Vorliegender Text:
=====

Atomlager
Es sickert die Lauge, es rostet der Müll
Ein unterirdischer Komplex von Schächten, Fahrstrecken und Kammern durchzieht den Asse-Salzstock. In 13 dieser Kammern wurde radioaktiver Abfall eingelagert (rot).
Gefahr droht dem hundert Jahre alten Bergwerk vor allem von Laugenzuflüssen, die seit 1988 im Bereich der Südflanke aus dem Deckgebirge eindringen. Radioaktive Lauge sammelt sich außerdem vor einer Einlagerungskammer auf der 750-Meter-Sohle; sie stammt ursprünglich aus den feuchten Kaliabbauten der Nordflanke und wurde bislang in den Tiefenaufschluss (violett) verklappt.
Der weitaus größte Teil der Grube (blau) wurde inzwischen mit Salz und anderen Materialien verfüllt. Stilllegungspläne sehen vor, das gesamte Bergwerk mit einem sogenannten „Schutzfluid” zu fluten. Dadurch soll verhindert werden, dass die Lauge aus dem Deckgebirge das leichter lösliche Kalisalz zersetzt und das gesamte Grubengebäude zusammenbricht.

=====

Aufgaben:
1. Übersetze diesen Satz aus dem Text über das Atomlager Asse ins Englische: „Der weitaus größte Teil der Grube (blau) wurde inzwischen mit Salz und anderen Materialien verfüllt.“
2. Seit welchem Jahr dringen laut dem Text über das Atomlager Asse Laugenzuflüsse aus dem Deckgebirge ein?

=====

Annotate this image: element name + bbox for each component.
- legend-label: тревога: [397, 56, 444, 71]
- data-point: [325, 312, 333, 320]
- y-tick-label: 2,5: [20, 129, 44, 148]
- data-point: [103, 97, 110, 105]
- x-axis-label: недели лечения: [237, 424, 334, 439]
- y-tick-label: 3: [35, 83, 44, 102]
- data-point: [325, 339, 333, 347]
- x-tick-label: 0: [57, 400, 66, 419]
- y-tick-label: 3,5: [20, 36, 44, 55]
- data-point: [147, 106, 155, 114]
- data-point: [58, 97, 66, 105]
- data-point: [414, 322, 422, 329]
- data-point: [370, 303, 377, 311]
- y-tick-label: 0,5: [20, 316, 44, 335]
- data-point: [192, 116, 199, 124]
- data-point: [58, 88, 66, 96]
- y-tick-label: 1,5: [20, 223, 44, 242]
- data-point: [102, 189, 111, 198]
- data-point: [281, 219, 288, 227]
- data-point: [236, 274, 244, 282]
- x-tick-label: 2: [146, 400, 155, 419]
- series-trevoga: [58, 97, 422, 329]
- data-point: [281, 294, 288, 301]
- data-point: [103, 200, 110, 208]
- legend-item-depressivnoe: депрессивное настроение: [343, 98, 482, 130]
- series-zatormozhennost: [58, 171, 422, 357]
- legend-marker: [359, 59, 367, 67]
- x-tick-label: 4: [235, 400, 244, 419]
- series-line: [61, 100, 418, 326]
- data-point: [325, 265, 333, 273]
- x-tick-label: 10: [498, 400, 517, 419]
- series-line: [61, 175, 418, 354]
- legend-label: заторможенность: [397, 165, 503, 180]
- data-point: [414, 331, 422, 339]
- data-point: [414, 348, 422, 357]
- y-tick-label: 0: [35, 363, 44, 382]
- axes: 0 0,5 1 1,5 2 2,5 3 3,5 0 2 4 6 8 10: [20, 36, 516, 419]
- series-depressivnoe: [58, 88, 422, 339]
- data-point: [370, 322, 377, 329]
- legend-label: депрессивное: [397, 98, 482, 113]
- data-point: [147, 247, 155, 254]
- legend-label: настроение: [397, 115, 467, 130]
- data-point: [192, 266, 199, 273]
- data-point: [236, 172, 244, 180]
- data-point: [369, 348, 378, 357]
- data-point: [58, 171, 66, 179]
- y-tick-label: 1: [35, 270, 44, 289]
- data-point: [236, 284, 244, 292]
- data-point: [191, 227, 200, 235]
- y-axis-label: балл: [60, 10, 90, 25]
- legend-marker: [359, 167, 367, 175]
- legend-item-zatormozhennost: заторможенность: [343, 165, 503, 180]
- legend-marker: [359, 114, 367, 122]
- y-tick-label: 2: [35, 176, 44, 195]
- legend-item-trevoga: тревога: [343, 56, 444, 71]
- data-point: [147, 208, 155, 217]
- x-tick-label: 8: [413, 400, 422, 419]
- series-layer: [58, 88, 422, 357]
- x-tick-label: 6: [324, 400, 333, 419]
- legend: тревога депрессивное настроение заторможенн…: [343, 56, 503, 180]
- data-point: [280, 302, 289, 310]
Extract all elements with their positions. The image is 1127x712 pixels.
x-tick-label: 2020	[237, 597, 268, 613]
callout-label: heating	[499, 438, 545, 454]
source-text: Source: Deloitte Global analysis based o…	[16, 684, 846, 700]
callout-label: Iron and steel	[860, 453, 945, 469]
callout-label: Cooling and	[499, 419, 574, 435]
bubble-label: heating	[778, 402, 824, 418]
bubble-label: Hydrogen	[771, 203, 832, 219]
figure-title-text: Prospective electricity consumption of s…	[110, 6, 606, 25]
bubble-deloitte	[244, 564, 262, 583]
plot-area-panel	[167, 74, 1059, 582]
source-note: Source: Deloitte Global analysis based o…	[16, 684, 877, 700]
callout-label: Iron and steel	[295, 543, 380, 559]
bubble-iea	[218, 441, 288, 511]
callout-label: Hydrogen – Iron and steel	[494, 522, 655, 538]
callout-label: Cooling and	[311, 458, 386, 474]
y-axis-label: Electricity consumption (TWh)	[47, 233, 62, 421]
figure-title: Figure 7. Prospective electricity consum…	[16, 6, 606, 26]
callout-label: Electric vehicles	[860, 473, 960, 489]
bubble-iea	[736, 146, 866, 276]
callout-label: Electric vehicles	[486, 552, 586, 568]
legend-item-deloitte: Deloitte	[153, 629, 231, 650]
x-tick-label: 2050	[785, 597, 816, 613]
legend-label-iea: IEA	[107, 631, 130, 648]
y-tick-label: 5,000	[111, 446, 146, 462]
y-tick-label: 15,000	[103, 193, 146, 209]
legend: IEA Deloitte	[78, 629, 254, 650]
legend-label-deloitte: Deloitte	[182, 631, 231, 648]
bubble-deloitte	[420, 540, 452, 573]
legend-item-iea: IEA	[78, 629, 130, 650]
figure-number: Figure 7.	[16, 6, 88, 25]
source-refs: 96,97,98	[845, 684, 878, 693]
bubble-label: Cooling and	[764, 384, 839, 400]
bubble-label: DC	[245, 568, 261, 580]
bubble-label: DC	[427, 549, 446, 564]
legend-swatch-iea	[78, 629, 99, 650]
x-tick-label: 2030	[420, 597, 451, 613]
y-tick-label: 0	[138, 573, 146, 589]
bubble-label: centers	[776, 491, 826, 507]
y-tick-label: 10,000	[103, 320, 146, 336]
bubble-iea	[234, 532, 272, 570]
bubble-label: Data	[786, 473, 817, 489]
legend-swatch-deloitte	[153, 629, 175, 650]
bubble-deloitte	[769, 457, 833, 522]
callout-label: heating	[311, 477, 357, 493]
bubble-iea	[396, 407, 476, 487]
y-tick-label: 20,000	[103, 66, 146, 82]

=====

Antworten nach Aufgabe:
1. By far the largest part of the mine (blue) has since been backfilled with salt and other materials.

2. Seit 1988.